— Begin Records for this task —

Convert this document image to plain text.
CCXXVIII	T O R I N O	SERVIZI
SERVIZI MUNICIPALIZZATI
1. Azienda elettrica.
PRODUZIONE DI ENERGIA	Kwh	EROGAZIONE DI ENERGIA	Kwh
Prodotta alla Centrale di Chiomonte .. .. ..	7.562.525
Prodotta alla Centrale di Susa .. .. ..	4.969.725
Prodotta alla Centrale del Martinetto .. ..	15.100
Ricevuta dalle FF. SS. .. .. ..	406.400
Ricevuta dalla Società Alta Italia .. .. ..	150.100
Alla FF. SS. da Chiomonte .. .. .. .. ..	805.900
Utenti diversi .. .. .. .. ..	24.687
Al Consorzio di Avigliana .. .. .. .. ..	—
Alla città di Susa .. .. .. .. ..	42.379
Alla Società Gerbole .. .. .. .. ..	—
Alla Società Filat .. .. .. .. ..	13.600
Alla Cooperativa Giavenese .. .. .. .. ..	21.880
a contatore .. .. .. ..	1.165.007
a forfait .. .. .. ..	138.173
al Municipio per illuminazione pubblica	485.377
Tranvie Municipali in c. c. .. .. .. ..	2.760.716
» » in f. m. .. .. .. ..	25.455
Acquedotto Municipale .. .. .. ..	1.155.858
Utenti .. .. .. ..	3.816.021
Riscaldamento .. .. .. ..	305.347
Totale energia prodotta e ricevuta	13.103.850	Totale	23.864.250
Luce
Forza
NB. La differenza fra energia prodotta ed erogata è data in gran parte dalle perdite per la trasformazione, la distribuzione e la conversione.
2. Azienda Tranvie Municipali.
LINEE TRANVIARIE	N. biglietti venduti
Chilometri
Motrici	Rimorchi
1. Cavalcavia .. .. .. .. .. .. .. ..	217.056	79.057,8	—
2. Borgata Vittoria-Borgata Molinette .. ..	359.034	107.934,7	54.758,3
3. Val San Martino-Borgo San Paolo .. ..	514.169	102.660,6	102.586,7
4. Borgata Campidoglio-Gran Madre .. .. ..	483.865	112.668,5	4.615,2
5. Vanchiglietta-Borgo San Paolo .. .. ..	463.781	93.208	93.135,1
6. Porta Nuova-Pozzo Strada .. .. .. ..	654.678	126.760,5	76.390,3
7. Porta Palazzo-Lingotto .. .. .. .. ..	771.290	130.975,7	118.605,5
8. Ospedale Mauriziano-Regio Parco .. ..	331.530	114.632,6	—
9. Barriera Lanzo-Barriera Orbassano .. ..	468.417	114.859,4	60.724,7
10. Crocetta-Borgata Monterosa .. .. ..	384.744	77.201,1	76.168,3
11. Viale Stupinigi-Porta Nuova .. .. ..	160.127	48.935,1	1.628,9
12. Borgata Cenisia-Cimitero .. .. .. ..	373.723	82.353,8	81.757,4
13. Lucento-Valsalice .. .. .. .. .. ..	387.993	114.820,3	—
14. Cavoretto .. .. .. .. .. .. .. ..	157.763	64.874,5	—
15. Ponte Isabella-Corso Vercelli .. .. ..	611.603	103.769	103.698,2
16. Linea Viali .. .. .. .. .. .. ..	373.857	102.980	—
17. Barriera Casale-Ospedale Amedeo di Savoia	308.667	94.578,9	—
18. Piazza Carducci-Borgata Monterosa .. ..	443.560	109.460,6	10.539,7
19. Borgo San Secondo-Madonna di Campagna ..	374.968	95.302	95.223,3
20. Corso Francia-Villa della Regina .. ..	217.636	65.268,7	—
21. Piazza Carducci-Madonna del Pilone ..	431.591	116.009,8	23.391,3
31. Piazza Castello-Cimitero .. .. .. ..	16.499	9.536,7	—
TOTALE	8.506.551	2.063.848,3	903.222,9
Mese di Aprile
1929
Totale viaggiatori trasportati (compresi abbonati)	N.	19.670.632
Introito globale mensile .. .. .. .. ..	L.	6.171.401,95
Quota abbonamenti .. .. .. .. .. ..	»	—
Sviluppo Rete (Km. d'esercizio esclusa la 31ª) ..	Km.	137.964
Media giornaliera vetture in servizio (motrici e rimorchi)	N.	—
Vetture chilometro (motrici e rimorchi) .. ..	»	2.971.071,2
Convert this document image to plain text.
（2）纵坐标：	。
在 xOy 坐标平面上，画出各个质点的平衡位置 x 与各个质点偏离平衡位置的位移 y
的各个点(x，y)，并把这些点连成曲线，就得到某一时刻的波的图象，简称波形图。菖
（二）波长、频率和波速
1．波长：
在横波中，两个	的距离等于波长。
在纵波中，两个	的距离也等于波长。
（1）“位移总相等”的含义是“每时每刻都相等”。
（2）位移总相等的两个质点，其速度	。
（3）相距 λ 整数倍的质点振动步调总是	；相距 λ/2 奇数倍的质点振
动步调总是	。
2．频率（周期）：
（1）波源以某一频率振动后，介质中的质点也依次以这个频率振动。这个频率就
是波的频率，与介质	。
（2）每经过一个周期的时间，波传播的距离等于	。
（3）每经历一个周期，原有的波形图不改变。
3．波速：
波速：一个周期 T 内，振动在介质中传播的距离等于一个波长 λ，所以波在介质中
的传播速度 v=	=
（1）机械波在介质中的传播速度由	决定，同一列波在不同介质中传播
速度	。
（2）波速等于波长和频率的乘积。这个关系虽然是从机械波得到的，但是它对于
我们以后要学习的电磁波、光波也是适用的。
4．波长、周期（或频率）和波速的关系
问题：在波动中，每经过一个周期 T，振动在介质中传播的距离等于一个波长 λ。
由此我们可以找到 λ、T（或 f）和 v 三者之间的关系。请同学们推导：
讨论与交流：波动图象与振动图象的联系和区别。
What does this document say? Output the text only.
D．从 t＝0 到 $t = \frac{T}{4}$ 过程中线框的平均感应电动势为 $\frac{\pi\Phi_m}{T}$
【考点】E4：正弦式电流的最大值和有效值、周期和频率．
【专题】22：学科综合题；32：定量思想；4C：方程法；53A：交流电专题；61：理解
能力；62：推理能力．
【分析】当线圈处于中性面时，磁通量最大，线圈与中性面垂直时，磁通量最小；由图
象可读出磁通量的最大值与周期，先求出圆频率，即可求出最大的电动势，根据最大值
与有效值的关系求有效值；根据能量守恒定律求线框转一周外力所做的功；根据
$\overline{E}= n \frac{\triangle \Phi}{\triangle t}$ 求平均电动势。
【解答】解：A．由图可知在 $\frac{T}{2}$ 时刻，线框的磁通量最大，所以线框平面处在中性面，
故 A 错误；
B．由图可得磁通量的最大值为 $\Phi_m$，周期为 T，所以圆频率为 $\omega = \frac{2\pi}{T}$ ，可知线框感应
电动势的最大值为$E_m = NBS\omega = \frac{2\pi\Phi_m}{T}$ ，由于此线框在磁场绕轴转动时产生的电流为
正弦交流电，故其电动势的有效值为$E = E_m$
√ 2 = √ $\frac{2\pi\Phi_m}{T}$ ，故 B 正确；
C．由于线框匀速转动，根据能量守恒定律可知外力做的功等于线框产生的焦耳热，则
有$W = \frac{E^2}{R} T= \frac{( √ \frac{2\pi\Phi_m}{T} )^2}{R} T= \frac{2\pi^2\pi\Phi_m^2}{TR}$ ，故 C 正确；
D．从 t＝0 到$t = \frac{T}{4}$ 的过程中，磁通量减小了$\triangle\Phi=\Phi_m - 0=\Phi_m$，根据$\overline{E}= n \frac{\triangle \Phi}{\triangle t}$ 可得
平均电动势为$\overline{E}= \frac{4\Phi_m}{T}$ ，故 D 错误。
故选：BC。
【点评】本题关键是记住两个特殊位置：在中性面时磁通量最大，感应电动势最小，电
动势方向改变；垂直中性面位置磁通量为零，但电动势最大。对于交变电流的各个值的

— End Records for this task —

Extract, from the material above, each line holding the word "Nuova".

6. Porta Nuova-Pozzo Strada .. .. .. ..	654.678	126.760,5	76.390,3
11. Viale Stupinigi-Porta Nuova .. .. ..	160.127	48.935,1	1.628,9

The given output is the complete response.